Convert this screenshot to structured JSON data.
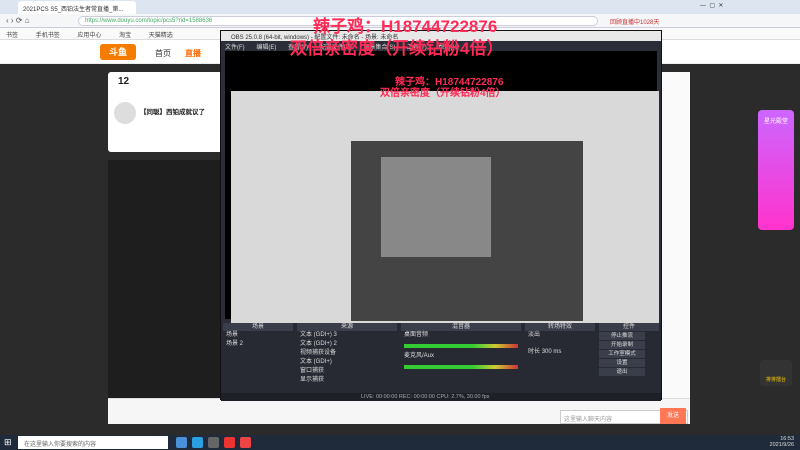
{
  "browser": {
    "tab_title": "2021PCS S5_西铂法生者常直播_第...",
    "url": "https://www.douyu.com/topic/pcs5?rid=1588636",
    "bookmarks": [
      "书签",
      "手机书签",
      "应用中心",
      "淘宝",
      "天猫精选"
    ],
    "top_right": "回顾直播中1028天"
  },
  "douyu": {
    "nav": [
      "首页",
      "直播"
    ],
    "room_number": "12",
    "streamer_title": "【同聪】西铂成就议了",
    "send_label": "发送",
    "chat_placeholder": "这里输入聊天内容",
    "promo_title": "星光殿堂",
    "promo_badge": "排排擂台"
  },
  "overlay": {
    "line1": "辣子鸡：H18744722876",
    "line2": "双倍亲密度（开续钻粉4倍）"
  },
  "obs": {
    "title": "OBS 25.0.8 (64-bit, windows) - 配置文件: 未命名 - 场景: 未命名",
    "menu": [
      "文件(F)",
      "编辑(E)",
      "查看(V)",
      "配置文件(P)",
      "场景集合(S)",
      "工具(T)",
      "帮助(H)"
    ],
    "panels": {
      "scenes": "场景",
      "sources": "来源",
      "mixer": "混音器",
      "transition": "转场特效",
      "controls": "控件"
    },
    "scenes": [
      "场景",
      "场景 2"
    ],
    "sources": [
      "文本 (GDI+) 3",
      "文本 (GDI+) 2",
      "视频捕获设备",
      "文本 (GDI+)",
      "窗口捕获",
      "显示捕获"
    ],
    "mixer_tracks": [
      "桌面音频",
      "麦克风/Aux"
    ],
    "transition_value": "淡出",
    "duration_label": "时长",
    "duration_value": "300 ms",
    "controls": [
      "停止推流",
      "开始录制",
      "工作室模式",
      "设置",
      "退出"
    ],
    "status": "LIVE: 00:00:00   REC: 00:00:00   CPU: 2.7%, 30.00 fps"
  },
  "taskbar": {
    "search_placeholder": "在这里输入你要搜索的内容",
    "time": "16:53",
    "date": "2021/9/26"
  }
}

### [EXERCISE AIM]
Copy all lines from the entries that contain the word "配置文件".

### [RESPONSE TO THE TASK]
    "title": "OBS 25.0.8 (64-bit, windows) - 配置文件: 未命名 - 场景: 未命名",
      "配置文件(P)",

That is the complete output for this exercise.